# [DESCRIPTION OF THE TASK]
Set down all of the data exactly as it appears.

****************

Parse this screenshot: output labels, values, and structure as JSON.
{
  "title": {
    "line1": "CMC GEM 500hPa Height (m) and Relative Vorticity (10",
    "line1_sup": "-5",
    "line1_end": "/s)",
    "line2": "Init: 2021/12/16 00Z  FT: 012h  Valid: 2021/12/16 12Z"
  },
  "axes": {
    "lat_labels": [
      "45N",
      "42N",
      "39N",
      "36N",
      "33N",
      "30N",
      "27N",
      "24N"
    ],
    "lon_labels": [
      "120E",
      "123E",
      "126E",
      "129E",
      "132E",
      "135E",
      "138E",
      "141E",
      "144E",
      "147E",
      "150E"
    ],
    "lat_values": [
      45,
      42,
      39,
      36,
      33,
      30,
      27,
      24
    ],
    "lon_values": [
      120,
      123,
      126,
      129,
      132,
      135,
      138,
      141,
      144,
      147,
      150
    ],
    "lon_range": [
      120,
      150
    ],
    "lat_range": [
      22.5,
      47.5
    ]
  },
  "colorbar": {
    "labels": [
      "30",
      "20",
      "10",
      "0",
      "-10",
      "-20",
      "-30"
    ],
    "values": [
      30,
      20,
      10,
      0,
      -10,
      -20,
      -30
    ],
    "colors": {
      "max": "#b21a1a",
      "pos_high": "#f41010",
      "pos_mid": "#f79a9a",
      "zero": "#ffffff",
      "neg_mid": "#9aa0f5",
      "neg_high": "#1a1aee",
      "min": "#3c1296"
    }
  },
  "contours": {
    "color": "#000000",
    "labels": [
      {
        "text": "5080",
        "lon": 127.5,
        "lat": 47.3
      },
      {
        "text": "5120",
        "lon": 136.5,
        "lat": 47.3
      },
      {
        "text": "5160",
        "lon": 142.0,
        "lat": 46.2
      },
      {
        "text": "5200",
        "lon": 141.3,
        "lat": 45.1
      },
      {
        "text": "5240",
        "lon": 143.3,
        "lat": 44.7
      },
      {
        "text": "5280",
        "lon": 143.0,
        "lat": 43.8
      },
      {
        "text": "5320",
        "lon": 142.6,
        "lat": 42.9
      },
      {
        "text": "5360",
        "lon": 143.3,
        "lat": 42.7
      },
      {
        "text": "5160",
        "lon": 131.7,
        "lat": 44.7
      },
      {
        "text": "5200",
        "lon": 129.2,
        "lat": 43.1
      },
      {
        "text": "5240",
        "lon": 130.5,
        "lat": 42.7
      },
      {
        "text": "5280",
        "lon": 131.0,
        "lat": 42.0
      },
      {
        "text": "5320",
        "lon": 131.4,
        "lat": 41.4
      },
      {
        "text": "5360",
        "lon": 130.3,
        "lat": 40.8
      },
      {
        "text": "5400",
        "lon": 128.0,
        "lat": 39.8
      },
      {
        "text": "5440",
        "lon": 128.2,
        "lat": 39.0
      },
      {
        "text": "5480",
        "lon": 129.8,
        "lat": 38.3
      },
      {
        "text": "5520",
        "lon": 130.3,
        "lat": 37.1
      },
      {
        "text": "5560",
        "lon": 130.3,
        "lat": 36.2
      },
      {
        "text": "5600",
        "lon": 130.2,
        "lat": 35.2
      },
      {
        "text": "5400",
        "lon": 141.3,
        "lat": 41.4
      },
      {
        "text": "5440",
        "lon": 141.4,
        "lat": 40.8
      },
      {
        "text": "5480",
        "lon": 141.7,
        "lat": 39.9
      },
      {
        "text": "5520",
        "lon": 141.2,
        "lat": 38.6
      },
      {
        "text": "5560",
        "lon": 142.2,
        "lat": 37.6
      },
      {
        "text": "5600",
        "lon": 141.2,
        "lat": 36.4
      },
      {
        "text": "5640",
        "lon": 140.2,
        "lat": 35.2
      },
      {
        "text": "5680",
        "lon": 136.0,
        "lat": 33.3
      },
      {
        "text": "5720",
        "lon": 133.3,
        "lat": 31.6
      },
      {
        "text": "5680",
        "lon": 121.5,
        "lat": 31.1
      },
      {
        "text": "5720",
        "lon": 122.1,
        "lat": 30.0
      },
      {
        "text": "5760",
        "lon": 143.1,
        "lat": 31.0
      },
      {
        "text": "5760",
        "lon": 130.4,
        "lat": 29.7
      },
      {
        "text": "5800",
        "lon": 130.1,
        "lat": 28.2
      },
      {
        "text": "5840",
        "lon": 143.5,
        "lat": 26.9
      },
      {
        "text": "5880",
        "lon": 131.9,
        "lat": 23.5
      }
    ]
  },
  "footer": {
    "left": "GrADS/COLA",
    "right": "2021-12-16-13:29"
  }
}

****************

# [EXPECTED ANSWER]
Parse this screenshot: output labels, values, and structure as JSON.
{
  "title": {
    "line1": "CMC GEM 500hPa Height (m) and Relative Vorticity (10",
    "line1_sup": "-5",
    "line1_end": "/s)",
    "line2": "Init: 2021/12/16 00Z  FT: 012h  Valid: 2021/12/16 12Z"
  },
  "axes": {
    "lat_labels": [
      "45N",
      "42N",
      "39N",
      "36N",
      "33N",
      "30N",
      "27N",
      "24N"
    ],
    "lon_labels": [
      "120E",
      "123E",
      "126E",
      "129E",
      "132E",
      "135E",
      "138E",
      "141E",
      "144E",
      "147E",
      "150E"
    ],
    "lat_values": [
      45,
      42,
      39,
      36,
      33,
      30,
      27,
      24
    ],
    "lon_values": [
      120,
      123,
      126,
      129,
      132,
      135,
      138,
      141,
      144,
      147,
      150
    ],
    "lon_range": [
      120,
      150
    ],
    "lat_range": [
      22.5,
      47.5
    ]
  },
  "colorbar": {
    "labels": [
      "30",
      "20",
      "10",
      "0",
      "-10",
      "-20",
      "-30"
    ],
    "values": [
      30,
      20,
      10,
      0,
      -10,
      -20,
      -30
    ],
    "colors": {
      "max": "#b21a1a",
      "pos_high": "#f41010",
      "pos_mid": "#f79a9a",
      "zero": "#ffffff",
      "neg_mid": "#9aa0f5",
      "neg_high": "#1a1aee",
      "min": "#3c1296"
    }
  },
  "contours": {
    "color": "#000000",
    "labels": [
      {
        "text": "5080",
        "lon": 127.5,
        "lat": 47.3
      },
      {
        "text": "5120",
        "lon": 136.5,
        "lat": 47.3
      },
      {
        "text": "5160",
        "lon": 142.0,
        "lat": 46.2
      },
      {
        "text": "5200",
        "lon": 141.3,
        "lat": 45.1
      },
      {
        "text": "5240",
        "lon": 143.3,
        "lat": 44.7
      },
      {
        "text": "5280",
        "lon": 143.0,
        "lat": 43.8
      },
      {
        "text": "5320",
        "lon": 142.6,
        "lat": 42.9
      },
      {
        "text": "5360",
        "lon": 143.3,
        "lat": 42.7
      },
      {
        "text": "5160",
        "lon": 131.7,
        "lat": 44.7
      },
      {
        "text": "5200",
        "lon": 129.2,
        "lat": 43.1
      },
      {
        "text": "5240",
        "lon": 130.5,
        "lat": 42.7
      },
      {
        "text": "5280",
        "lon": 131.0,
        "lat": 42.0
      },
      {
        "text": "5320",
        "lon": 131.4,
        "lat": 41.4
      },
      {
        "text": "5360",
        "lon": 130.3,
        "lat": 40.8
      },
      {
        "text": "5400",
        "lon": 128.0,
        "lat": 39.8
      },
      {
        "text": "5440",
        "lon": 128.2,
        "lat": 39.0
      },
      {
        "text": "5480",
        "lon": 129.8,
        "lat": 38.3
      },
      {
        "text": "5520",
        "lon": 130.3,
        "lat": 37.1
      },
      {
        "text": "5560",
        "lon": 130.3,
        "lat": 36.2
      },
      {
        "text": "5600",
        "lon": 130.2,
        "lat": 35.2
      },
      {
        "text": "5400",
        "lon": 141.3,
        "lat": 41.4
      },
      {
        "text": "5440",
        "lon": 141.4,
        "lat": 40.8
      },
      {
        "text": "5480",
        "lon": 141.7,
        "lat": 39.9
      },
      {
        "text": "5520",
        "lon": 141.2,
        "lat": 38.6
      },
      {
        "text": "5560",
        "lon": 142.2,
        "lat": 37.6
      },
      {
        "text": "5600",
        "lon": 141.2,
        "lat": 36.4
      },
      {
        "text": "5640",
        "lon": 140.2,
        "lat": 35.2
      },
      {
        "text": "5680",
        "lon": 136.0,
        "lat": 33.3
      },
      {
        "text": "5720",
        "lon": 133.3,
        "lat": 31.6
      },
      {
        "text": "5680",
        "lon": 121.5,
        "lat": 31.1
      },
      {
        "text": "5720",
        "lon": 122.1,
        "lat": 30.0
      },
      {
        "text": "5760",
        "lon": 143.1,
        "lat": 31.0
      },
      {
        "text": "5760",
        "lon": 130.4,
        "lat": 29.7
      },
      {
        "text": "5800",
        "lon": 130.1,
        "lat": 28.2
      },
      {
        "text": "5840",
        "lon": 143.5,
        "lat": 26.9
      },
      {
        "text": "5880",
        "lon": 131.9,
        "lat": 23.5
      }
    ]
  },
  "footer": {
    "left": "GrADS/COLA",
    "right": "2021-12-16-13:29"
  }
}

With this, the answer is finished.